• Task to complete
Exactly the lines from the one containing "Enumerate this screenshot's" through the final line of the listing are to be retyped, and nothing more.

• Data provided
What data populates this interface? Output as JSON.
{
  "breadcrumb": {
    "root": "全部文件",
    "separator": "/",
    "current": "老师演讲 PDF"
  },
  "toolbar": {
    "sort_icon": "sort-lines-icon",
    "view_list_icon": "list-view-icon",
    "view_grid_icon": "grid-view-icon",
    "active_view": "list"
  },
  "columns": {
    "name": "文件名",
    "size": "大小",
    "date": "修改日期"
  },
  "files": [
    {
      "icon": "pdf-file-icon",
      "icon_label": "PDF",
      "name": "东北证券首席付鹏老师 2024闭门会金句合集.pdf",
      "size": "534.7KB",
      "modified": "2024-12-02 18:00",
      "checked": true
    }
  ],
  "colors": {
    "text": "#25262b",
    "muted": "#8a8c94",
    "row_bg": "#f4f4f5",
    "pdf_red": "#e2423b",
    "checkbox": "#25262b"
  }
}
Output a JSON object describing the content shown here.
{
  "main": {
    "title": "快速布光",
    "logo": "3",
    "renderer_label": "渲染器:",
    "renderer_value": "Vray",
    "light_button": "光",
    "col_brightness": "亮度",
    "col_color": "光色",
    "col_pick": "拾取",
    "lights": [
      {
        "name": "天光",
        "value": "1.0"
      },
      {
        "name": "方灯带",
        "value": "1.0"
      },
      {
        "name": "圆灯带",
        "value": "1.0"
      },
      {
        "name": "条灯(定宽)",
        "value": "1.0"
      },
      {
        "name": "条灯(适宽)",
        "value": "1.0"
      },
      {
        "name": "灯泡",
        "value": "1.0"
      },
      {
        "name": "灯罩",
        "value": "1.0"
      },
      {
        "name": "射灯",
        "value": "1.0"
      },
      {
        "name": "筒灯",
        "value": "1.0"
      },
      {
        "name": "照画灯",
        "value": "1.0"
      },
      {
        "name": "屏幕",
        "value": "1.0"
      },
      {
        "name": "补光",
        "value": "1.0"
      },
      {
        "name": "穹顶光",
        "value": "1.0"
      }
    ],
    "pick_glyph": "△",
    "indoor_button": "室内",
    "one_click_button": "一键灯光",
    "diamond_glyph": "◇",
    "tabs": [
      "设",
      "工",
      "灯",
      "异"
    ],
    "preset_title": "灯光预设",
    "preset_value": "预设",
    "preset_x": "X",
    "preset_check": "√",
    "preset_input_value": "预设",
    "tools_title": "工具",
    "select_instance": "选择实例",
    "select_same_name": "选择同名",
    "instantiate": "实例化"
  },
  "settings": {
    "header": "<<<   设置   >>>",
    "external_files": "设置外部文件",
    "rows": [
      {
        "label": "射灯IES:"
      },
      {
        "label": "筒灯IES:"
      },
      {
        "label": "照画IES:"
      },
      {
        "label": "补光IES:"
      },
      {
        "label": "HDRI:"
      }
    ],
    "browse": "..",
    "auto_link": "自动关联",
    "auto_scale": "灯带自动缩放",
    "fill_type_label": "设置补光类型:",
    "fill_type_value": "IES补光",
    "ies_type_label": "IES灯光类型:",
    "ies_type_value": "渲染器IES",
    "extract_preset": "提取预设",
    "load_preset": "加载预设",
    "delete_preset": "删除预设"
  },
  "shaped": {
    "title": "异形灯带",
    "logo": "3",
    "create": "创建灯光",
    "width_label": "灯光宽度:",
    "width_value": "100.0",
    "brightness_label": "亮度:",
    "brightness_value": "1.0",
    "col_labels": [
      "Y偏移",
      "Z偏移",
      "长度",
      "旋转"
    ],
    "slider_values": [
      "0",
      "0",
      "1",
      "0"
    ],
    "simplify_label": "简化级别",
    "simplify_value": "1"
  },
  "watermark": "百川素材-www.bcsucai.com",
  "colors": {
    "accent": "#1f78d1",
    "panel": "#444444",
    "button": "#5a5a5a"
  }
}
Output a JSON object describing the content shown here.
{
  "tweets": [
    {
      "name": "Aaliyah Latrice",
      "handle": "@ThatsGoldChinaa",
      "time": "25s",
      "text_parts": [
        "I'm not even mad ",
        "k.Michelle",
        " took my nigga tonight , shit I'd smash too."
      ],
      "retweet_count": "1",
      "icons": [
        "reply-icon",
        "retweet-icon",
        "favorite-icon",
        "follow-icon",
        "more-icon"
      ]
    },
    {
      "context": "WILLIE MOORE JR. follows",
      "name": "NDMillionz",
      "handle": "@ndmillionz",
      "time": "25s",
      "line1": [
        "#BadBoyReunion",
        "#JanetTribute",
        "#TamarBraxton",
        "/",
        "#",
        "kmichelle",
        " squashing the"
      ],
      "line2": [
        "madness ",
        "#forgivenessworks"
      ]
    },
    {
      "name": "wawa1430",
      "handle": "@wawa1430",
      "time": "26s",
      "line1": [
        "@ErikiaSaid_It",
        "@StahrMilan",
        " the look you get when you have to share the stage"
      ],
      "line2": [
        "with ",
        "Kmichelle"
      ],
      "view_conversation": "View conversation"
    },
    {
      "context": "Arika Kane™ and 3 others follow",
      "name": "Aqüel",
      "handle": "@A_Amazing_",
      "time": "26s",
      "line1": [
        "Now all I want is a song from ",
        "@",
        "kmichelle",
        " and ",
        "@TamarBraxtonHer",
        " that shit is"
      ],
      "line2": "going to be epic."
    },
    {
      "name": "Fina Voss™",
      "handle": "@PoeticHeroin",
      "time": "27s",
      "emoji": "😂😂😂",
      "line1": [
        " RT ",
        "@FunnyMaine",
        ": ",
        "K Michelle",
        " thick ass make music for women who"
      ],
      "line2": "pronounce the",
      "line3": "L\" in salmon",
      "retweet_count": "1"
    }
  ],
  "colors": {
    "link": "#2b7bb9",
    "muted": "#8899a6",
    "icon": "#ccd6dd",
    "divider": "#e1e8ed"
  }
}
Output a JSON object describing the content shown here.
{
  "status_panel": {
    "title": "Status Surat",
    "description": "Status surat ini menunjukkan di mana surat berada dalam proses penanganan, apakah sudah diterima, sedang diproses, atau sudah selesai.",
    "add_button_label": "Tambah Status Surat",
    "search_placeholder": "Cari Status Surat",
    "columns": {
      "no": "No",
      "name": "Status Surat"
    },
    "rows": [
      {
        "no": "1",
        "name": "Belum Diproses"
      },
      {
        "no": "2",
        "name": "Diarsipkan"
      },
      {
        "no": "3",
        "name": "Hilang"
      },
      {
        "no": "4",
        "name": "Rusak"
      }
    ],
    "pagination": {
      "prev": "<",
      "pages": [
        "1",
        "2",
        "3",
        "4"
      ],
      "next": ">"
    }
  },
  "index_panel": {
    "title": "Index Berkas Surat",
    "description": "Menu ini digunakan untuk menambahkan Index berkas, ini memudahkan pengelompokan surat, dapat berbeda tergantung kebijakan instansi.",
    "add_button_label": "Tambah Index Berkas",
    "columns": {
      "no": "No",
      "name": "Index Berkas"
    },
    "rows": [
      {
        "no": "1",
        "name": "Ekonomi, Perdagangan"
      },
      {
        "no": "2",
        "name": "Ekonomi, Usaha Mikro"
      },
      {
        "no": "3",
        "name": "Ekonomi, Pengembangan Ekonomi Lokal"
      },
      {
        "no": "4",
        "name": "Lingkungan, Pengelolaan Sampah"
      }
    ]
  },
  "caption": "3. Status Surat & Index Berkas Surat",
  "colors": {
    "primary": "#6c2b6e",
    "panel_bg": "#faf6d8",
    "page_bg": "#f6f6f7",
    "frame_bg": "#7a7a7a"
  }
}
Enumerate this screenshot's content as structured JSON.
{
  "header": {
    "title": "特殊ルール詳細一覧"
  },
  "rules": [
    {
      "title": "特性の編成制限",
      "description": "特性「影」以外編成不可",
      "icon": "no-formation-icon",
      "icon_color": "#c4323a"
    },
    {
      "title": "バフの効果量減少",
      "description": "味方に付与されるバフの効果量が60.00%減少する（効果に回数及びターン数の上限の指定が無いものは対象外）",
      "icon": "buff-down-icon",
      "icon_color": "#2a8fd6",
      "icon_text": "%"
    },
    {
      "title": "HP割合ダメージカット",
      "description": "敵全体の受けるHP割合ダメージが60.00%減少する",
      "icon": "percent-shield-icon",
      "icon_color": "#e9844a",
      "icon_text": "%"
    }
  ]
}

• Output of the exercise
Enumerate this screenshot's content as structured JSON.
{
  "header": {
    "title": "特殊ルール詳細一覧"
  },
  "rules": [
    {
      "title": "特性の編成制限",
      "description": "特性「影」以外編成不可",
      "icon": "no-formation-icon",
      "icon_color": "#c4323a"
    },
    {
      "title": "バフの効果量減少",
      "description": "味方に付与されるバフの効果量が60.00%減少する（効果に回数及びターン数の上限の指定が無いものは対象外）",
      "icon": "buff-down-icon",
      "icon_color": "#2a8fd6",
      "icon_text": "%"
    },
    {
      "title": "HP割合ダメージカット",
      "description": "敵全体の受けるHP割合ダメージが60.00%減少する",
      "icon": "percent-shield-icon",
      "icon_color": "#e9844a",
      "icon_text": "%"
    }
  ]
}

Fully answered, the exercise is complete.